WHAT THE EXERCISE ASKS —
Copy everything in the listing below word for word, apart from any images.

===== LISTED RECORDS

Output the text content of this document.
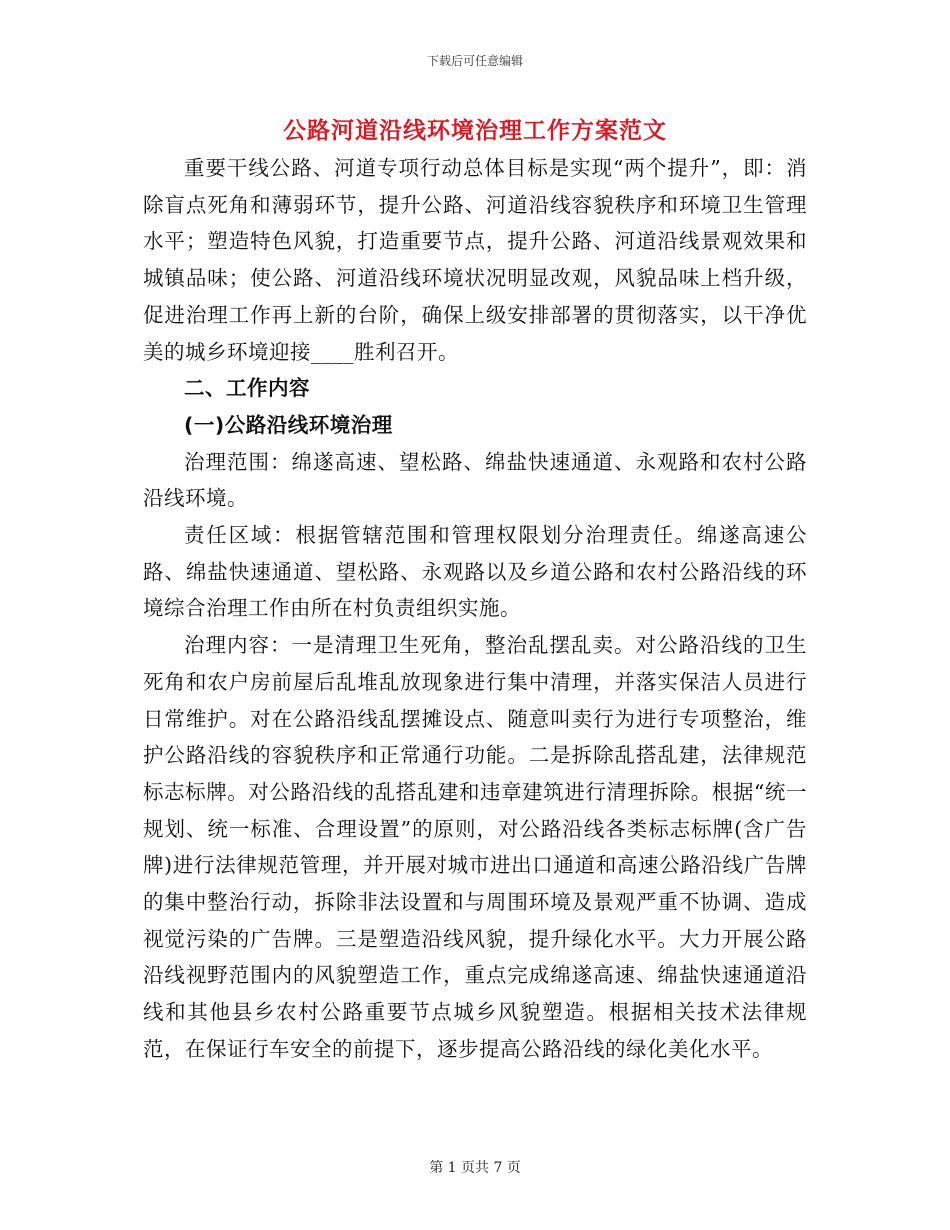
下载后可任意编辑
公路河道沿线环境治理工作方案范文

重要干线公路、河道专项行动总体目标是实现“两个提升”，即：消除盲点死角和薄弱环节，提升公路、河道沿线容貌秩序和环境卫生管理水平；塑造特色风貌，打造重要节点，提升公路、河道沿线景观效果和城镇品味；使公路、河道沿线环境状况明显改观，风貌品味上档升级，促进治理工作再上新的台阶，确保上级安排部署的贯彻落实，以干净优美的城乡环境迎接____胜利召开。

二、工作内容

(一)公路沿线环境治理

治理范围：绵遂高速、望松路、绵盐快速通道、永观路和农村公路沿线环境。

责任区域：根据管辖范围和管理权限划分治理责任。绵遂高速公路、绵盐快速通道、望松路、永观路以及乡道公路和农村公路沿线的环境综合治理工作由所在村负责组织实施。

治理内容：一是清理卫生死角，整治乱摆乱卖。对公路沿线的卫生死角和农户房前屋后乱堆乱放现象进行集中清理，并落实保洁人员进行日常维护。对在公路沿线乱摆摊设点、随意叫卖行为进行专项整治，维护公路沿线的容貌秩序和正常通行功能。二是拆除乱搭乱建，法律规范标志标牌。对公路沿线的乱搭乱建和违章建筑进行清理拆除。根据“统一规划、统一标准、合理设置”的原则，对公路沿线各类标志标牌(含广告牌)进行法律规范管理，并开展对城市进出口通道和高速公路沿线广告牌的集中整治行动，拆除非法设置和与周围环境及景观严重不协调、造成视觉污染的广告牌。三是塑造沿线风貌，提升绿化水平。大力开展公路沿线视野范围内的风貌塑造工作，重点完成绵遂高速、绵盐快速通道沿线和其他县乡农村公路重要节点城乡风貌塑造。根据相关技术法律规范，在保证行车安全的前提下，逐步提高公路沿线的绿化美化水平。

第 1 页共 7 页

==========

PROBLEM SOLUTION —
Output the text content of this document.
下载后可任意编辑
公路河道沿线环境治理工作方案范文

重要干线公路、河道专项行动总体目标是实现“两个提升”，即：消除盲点死角和薄弱环节，提升公路、河道沿线容貌秩序和环境卫生管理水平；塑造特色风貌，打造重要节点，提升公路、河道沿线景观效果和城镇品味；使公路、河道沿线环境状况明显改观，风貌品味上档升级，促进治理工作再上新的台阶，确保上级安排部署的贯彻落实，以干净优美的城乡环境迎接____胜利召开。

二、工作内容

(一)公路沿线环境治理

治理范围：绵遂高速、望松路、绵盐快速通道、永观路和农村公路沿线环境。

责任区域：根据管辖范围和管理权限划分治理责任。绵遂高速公路、绵盐快速通道、望松路、永观路以及乡道公路和农村公路沿线的环境综合治理工作由所在村负责组织实施。

治理内容：一是清理卫生死角，整治乱摆乱卖。对公路沿线的卫生死角和农户房前屋后乱堆乱放现象进行集中清理，并落实保洁人员进行日常维护。对在公路沿线乱摆摊设点、随意叫卖行为进行专项整治，维护公路沿线的容貌秩序和正常通行功能。二是拆除乱搭乱建，法律规范标志标牌。对公路沿线的乱搭乱建和违章建筑进行清理拆除。根据“统一规划、统一标准、合理设置”的原则，对公路沿线各类标志标牌(含广告牌)进行法律规范管理，并开展对城市进出口通道和高速公路沿线广告牌的集中整治行动，拆除非法设置和与周围环境及景观严重不协调、造成视觉污染的广告牌。三是塑造沿线风貌，提升绿化水平。大力开展公路沿线视野范围内的风貌塑造工作，重点完成绵遂高速、绵盐快速通道沿线和其他县乡农村公路重要节点城乡风貌塑造。根据相关技术法律规范，在保证行车安全的前提下，逐步提高公路沿线的绿化美化水平。

第 1 页共 7 页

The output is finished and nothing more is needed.